GOAL OF THE EXERCISE ->
Word for word, copy all the data and drop the pictures.

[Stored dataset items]
# # # # # # #
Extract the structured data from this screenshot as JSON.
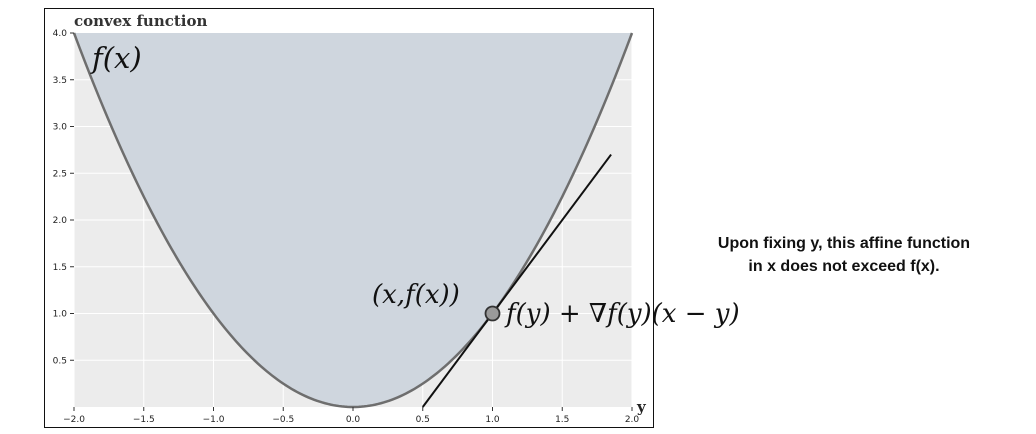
{
  "chart_data": {
    "type": "line",
    "title": "convex function",
    "xlabel": "y",
    "xlim": [
      -2.0,
      2.0
    ],
    "ylim": [
      0.0,
      4.0
    ],
    "x_ticks": [
      "-2.0",
      "-1.5",
      "-1.0",
      "-0.5",
      "0.0",
      "0.5",
      "1.0",
      "1.5",
      "2.0"
    ],
    "y_ticks": [
      "0.5",
      "1.0",
      "1.5",
      "2.0",
      "2.5",
      "3.0",
      "3.5",
      "4.0"
    ],
    "grid": true,
    "series": [
      {
        "name": "f(x)",
        "function": "x^2",
        "fill_above": true,
        "color": "#6e6e6e",
        "fill_color": "#cfd6de"
      },
      {
        "name": "f(y) + ∇f(y)(x − y)",
        "function": "2x - 1",
        "x_range": [
          0.5,
          1.85
        ],
        "color": "#111111"
      }
    ],
    "point": {
      "x": 1.0,
      "y": 1.0,
      "label": "(x,f(x))",
      "color": "#9a9a9a"
    },
    "background": "#ececec"
  },
  "annotations": {
    "curve_label": "f(x)",
    "tangent_label": "f(y) + ∇f(y)(x − y)"
  },
  "side_note": {
    "line1": "Upon fixing y, this affine function",
    "line2": "in x does not exceed f(x)."
  }
}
# # # # # # #
THE COMPLETED TASK ->
Extract the structured data from this screenshot as JSON.
{
  "chart_data": {
    "type": "line",
    "title": "convex function",
    "xlabel": "y",
    "xlim": [
      -2.0,
      2.0
    ],
    "ylim": [
      0.0,
      4.0
    ],
    "x_ticks": [
      "-2.0",
      "-1.5",
      "-1.0",
      "-0.5",
      "0.0",
      "0.5",
      "1.0",
      "1.5",
      "2.0"
    ],
    "y_ticks": [
      "0.5",
      "1.0",
      "1.5",
      "2.0",
      "2.5",
      "3.0",
      "3.5",
      "4.0"
    ],
    "grid": true,
    "series": [
      {
        "name": "f(x)",
        "function": "x^2",
        "fill_above": true,
        "color": "#6e6e6e",
        "fill_color": "#cfd6de"
      },
      {
        "name": "f(y) + ∇f(y)(x − y)",
        "function": "2x - 1",
        "x_range": [
          0.5,
          1.85
        ],
        "color": "#111111"
      }
    ],
    "point": {
      "x": 1.0,
      "y": 1.0,
      "label": "(x,f(x))",
      "color": "#9a9a9a"
    },
    "background": "#ececec"
  },
  "annotations": {
    "curve_label": "f(x)",
    "tangent_label": "f(y) + ∇f(y)(x − y)"
  },
  "side_note": {
    "line1": "Upon fixing y, this affine function",
    "line2": "in x does not exceed f(x)."
  }
}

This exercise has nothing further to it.